Exercise goal
Below are entries. Pull out all lines containing "ylabel".

Data listing
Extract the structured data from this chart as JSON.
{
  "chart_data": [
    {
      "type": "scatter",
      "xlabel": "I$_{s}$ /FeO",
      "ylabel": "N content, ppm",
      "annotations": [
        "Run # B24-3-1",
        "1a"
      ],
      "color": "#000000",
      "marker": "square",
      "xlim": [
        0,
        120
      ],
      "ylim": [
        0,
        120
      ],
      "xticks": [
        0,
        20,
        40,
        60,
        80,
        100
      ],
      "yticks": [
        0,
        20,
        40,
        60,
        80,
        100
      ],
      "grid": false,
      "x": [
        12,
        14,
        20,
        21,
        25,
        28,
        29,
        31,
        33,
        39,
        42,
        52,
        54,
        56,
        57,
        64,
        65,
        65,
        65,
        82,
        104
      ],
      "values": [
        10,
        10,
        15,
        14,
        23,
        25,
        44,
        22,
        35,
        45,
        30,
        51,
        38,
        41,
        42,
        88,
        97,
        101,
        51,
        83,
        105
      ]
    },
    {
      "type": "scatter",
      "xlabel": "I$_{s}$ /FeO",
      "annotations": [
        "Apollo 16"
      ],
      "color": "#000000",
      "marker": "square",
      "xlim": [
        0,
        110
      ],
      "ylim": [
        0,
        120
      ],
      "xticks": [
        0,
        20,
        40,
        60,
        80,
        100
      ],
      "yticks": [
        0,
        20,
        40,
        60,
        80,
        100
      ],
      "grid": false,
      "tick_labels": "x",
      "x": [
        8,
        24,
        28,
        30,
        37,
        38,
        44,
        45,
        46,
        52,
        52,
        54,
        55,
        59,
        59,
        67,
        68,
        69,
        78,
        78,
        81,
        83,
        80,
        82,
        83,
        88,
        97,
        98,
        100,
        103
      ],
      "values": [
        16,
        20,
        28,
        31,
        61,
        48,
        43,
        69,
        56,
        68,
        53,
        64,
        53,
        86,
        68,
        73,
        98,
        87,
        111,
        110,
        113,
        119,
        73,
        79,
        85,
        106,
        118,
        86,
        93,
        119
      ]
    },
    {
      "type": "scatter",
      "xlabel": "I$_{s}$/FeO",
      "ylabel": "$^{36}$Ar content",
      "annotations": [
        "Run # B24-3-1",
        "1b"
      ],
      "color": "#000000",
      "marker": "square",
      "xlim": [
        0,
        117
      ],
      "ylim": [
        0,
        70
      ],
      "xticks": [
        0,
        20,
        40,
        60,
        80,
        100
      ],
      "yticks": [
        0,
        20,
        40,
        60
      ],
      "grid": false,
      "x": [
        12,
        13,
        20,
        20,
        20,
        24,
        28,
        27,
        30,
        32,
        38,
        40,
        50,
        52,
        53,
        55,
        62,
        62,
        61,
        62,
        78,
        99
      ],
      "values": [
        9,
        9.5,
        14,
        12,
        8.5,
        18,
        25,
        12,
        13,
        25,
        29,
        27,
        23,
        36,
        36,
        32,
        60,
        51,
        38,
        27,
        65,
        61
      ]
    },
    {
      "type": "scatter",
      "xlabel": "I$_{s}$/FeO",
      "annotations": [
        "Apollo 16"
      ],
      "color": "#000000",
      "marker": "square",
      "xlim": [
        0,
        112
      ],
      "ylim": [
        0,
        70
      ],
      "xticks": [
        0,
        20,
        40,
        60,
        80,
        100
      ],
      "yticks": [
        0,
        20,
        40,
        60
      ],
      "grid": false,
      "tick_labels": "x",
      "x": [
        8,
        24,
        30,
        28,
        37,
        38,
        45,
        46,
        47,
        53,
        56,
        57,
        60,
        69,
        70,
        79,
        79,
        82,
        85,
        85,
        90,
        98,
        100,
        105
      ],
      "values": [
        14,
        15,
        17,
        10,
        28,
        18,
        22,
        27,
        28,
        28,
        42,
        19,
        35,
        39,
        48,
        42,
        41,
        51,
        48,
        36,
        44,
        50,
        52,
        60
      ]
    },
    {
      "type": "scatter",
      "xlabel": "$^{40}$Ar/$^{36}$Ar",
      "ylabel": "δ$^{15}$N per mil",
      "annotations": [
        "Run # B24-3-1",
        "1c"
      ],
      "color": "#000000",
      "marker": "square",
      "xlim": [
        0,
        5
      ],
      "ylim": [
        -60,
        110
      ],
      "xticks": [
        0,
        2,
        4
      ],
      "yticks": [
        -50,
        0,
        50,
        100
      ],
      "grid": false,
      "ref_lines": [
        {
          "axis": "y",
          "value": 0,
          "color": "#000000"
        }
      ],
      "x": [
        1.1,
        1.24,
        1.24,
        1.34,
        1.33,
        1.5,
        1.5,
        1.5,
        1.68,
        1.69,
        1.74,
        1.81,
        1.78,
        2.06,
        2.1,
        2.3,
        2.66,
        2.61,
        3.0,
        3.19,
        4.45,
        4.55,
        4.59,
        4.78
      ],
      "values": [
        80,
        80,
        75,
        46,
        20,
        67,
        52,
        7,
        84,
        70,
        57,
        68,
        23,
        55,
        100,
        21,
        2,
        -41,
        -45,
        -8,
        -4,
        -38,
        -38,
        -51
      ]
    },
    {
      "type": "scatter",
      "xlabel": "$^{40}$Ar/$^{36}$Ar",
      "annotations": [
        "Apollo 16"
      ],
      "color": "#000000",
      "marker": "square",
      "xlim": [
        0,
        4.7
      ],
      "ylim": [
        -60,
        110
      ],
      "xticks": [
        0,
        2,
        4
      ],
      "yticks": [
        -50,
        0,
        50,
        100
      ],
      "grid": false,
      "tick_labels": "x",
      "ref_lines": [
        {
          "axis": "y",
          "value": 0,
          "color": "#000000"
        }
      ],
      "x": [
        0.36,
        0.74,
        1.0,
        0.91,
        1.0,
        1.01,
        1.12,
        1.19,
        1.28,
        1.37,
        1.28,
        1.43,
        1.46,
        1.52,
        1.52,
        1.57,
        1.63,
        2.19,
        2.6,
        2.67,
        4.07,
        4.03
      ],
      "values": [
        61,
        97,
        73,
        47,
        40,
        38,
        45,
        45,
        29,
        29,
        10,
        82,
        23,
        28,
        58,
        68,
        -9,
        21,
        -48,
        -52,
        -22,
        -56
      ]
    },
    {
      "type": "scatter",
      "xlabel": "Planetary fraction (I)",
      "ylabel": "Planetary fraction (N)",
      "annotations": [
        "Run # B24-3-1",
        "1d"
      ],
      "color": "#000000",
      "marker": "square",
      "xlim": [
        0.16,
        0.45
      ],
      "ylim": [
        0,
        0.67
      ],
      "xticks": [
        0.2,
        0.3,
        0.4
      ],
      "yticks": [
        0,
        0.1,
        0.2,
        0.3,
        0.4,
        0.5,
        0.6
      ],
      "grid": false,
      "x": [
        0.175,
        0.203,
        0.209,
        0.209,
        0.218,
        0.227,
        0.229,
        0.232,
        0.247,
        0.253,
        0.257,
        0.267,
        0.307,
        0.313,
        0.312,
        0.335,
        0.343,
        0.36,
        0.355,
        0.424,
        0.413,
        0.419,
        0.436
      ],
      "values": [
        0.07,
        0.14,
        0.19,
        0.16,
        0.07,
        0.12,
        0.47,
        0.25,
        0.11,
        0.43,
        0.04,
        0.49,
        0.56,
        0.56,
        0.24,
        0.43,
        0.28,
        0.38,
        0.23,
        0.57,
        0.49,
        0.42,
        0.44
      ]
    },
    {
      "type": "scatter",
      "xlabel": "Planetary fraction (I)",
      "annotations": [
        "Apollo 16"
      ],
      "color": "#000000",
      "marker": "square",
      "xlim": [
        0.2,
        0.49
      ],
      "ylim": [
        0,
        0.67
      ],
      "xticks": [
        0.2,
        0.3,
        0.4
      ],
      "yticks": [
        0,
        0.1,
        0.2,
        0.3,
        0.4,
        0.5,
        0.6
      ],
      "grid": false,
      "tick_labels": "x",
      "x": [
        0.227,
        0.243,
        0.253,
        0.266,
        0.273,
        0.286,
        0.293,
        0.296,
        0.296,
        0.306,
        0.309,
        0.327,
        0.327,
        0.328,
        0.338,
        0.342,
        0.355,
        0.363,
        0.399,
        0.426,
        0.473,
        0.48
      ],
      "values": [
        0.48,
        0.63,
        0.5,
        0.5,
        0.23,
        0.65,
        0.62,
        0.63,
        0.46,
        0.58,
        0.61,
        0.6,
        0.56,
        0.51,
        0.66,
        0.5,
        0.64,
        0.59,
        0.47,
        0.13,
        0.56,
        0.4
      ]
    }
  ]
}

Response to this task
      "ylabel": "N content, ppm",
      "ylabel": "$^{36}$Ar content",
      "ylabel": "δ$^{15}$N per mil",
      "ylabel": "Planetary fraction (N)",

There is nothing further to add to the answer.